▶ WHAT IS EXPECTED
Reproduce each record exactly.

▶ ENTRIES SHOWN
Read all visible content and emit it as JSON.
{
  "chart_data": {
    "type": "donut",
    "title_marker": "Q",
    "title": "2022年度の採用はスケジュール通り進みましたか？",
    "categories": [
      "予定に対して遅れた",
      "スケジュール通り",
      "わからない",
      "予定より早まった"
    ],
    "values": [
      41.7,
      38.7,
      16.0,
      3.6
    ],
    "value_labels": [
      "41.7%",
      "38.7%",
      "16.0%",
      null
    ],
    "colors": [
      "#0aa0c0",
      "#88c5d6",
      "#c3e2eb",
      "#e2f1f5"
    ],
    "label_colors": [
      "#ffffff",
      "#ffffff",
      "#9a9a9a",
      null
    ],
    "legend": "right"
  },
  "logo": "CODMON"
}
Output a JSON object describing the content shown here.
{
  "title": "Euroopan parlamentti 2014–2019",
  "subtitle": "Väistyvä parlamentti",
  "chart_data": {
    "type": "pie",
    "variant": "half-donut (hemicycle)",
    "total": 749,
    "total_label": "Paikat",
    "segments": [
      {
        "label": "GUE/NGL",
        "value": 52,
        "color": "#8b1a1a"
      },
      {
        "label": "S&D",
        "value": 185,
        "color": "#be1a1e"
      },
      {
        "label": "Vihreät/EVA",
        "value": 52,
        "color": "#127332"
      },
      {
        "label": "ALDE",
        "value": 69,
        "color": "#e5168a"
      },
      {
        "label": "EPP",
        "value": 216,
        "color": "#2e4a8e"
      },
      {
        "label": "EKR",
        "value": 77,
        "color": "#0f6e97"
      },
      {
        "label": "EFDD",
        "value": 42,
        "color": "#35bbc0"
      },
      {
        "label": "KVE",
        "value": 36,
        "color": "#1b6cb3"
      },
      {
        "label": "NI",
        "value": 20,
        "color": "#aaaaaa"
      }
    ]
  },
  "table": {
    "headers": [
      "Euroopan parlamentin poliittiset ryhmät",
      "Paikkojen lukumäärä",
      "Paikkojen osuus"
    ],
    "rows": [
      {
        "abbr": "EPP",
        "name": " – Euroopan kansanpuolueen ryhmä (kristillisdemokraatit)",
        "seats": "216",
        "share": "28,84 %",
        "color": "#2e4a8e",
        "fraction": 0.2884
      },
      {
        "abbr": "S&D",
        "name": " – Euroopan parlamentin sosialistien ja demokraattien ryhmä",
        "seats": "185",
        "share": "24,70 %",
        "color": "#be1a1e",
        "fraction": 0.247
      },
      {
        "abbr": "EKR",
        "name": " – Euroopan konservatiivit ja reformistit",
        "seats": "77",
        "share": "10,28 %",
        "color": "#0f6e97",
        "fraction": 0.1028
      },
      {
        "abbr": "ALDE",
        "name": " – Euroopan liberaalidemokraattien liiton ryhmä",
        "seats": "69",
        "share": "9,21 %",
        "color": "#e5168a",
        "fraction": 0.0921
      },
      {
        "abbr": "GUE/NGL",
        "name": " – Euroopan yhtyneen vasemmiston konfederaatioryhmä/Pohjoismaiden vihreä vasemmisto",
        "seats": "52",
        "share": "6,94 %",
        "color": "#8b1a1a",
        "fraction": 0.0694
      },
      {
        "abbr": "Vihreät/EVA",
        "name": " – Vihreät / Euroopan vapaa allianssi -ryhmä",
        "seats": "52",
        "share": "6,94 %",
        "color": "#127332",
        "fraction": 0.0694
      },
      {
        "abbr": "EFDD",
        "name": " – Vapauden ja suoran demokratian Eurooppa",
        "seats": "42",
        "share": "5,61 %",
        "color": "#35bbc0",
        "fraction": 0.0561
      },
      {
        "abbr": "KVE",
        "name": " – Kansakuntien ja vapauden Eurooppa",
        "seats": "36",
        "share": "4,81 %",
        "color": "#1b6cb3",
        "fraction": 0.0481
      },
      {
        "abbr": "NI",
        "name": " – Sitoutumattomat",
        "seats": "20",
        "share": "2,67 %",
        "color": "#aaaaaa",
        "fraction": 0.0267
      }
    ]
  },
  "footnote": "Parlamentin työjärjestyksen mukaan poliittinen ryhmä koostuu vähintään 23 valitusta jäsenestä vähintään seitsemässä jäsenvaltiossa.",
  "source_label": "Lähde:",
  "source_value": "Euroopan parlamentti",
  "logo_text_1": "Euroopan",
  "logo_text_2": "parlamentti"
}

▶ RESPONSE
Read all visible content and emit it as JSON.
{
  "chart_data": {
    "type": "donut",
    "title_marker": "Q",
    "title": "2022年度の採用はスケジュール通り進みましたか？",
    "categories": [
      "予定に対して遅れた",
      "スケジュール通り",
      "わからない",
      "予定より早まった"
    ],
    "values": [
      41.7,
      38.7,
      16.0,
      3.6
    ],
    "value_labels": [
      "41.7%",
      "38.7%",
      "16.0%",
      null
    ],
    "colors": [
      "#0aa0c0",
      "#88c5d6",
      "#c3e2eb",
      "#e2f1f5"
    ],
    "label_colors": [
      "#ffffff",
      "#ffffff",
      "#9a9a9a",
      null
    ],
    "legend": "right"
  },
  "logo": "CODMON"
}
Output a JSON object describing the content shown here.
{
  "title": "Euroopan parlamentti 2014–2019",
  "subtitle": "Väistyvä parlamentti",
  "chart_data": {
    "type": "pie",
    "variant": "half-donut (hemicycle)",
    "total": 749,
    "total_label": "Paikat",
    "segments": [
      {
        "label": "GUE/NGL",
        "value": 52,
        "color": "#8b1a1a"
      },
      {
        "label": "S&D",
        "value": 185,
        "color": "#be1a1e"
      },
      {
        "label": "Vihreät/EVA",
        "value": 52,
        "color": "#127332"
      },
      {
        "label": "ALDE",
        "value": 69,
        "color": "#e5168a"
      },
      {
        "label": "EPP",
        "value": 216,
        "color": "#2e4a8e"
      },
      {
        "label": "EKR",
        "value": 77,
        "color": "#0f6e97"
      },
      {
        "label": "EFDD",
        "value": 42,
        "color": "#35bbc0"
      },
      {
        "label": "KVE",
        "value": 36,
        "color": "#1b6cb3"
      },
      {
        "label": "NI",
        "value": 20,
        "color": "#aaaaaa"
      }
    ]
  },
  "table": {
    "headers": [
      "Euroopan parlamentin poliittiset ryhmät",
      "Paikkojen lukumäärä",
      "Paikkojen osuus"
    ],
    "rows": [
      {
        "abbr": "EPP",
        "name": " – Euroopan kansanpuolueen ryhmä (kristillisdemokraatit)",
        "seats": "216",
        "share": "28,84 %",
        "color": "#2e4a8e",
        "fraction": 0.2884
      },
      {
        "abbr": "S&D",
        "name": " – Euroopan parlamentin sosialistien ja demokraattien ryhmä",
        "seats": "185",
        "share": "24,70 %",
        "color": "#be1a1e",
        "fraction": 0.247
      },
      {
        "abbr": "EKR",
        "name": " – Euroopan konservatiivit ja reformistit",
        "seats": "77",
        "share": "10,28 %",
        "color": "#0f6e97",
        "fraction": 0.1028
      },
      {
        "abbr": "ALDE",
        "name": " – Euroopan liberaalidemokraattien liiton ryhmä",
        "seats": "69",
        "share": "9,21 %",
        "color": "#e5168a",
        "fraction": 0.0921
      },
      {
        "abbr": "GUE/NGL",
        "name": " – Euroopan yhtyneen vasemmiston konfederaatioryhmä/Pohjoismaiden vihreä vasemmisto",
        "seats": "52",
        "share": "6,94 %",
        "color": "#8b1a1a",
        "fraction": 0.0694
      },
      {
        "abbr": "Vihreät/EVA",
        "name": " – Vihreät / Euroopan vapaa allianssi -ryhmä",
        "seats": "52",
        "share": "6,94 %",
        "color": "#127332",
        "fraction": 0.0694
      },
      {
        "abbr": "EFDD",
        "name": " – Vapauden ja suoran demokratian Eurooppa",
        "seats": "42",
        "share": "5,61 %",
        "color": "#35bbc0",
        "fraction": 0.0561
      },
      {
        "abbr": "KVE",
        "name": " – Kansakuntien ja vapauden Eurooppa",
        "seats": "36",
        "share": "4,81 %",
        "color": "#1b6cb3",
        "fraction": 0.0481
      },
      {
        "abbr": "NI",
        "name": " – Sitoutumattomat",
        "seats": "20",
        "share": "2,67 %",
        "color": "#aaaaaa",
        "fraction": 0.0267
      }
    ]
  },
  "footnote": "Parlamentin työjärjestyksen mukaan poliittinen ryhmä koostuu vähintään 23 valitusta jäsenestä vähintään seitsemässä jäsenvaltiossa.",
  "source_label": "Lähde:",
  "source_value": "Euroopan parlamentti",
  "logo_text_1": "Euroopan",
  "logo_text_2": "parlamentti"
}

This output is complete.